--- Start Data entries ---

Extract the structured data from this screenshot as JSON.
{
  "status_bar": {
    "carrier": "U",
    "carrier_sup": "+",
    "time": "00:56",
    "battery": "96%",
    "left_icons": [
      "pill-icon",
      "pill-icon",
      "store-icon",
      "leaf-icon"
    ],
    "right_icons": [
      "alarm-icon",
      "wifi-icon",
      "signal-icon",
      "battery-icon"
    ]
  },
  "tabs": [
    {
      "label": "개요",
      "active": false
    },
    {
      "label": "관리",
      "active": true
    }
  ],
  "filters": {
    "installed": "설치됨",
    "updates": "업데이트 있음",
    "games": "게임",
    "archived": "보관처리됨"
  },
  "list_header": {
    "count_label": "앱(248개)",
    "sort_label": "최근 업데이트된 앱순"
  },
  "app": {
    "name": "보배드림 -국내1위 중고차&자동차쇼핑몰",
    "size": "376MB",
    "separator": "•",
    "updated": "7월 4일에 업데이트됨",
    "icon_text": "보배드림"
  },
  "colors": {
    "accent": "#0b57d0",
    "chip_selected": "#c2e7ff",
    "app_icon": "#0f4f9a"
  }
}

--- End Data entries ---

Retype the whole listing, matching it exactly.

Extract the structured data from this screenshot as JSON.
{
  "status_bar": {
    "carrier": "U",
    "carrier_sup": "+",
    "time": "00:56",
    "battery": "96%",
    "left_icons": [
      "pill-icon",
      "pill-icon",
      "store-icon",
      "leaf-icon"
    ],
    "right_icons": [
      "alarm-icon",
      "wifi-icon",
      "signal-icon",
      "battery-icon"
    ]
  },
  "tabs": [
    {
      "label": "개요",
      "active": false
    },
    {
      "label": "관리",
      "active": true
    }
  ],
  "filters": {
    "installed": "설치됨",
    "updates": "업데이트 있음",
    "games": "게임",
    "archived": "보관처리됨"
  },
  "list_header": {
    "count_label": "앱(248개)",
    "sort_label": "최근 업데이트된 앱순"
  },
  "app": {
    "name": "보배드림 -국내1위 중고차&자동차쇼핑몰",
    "size": "376MB",
    "separator": "•",
    "updated": "7월 4일에 업데이트됨",
    "icon_text": "보배드림"
  },
  "colors": {
    "accent": "#0b57d0",
    "chip_selected": "#c2e7ff",
    "app_icon": "#0f4f9a"
  }
}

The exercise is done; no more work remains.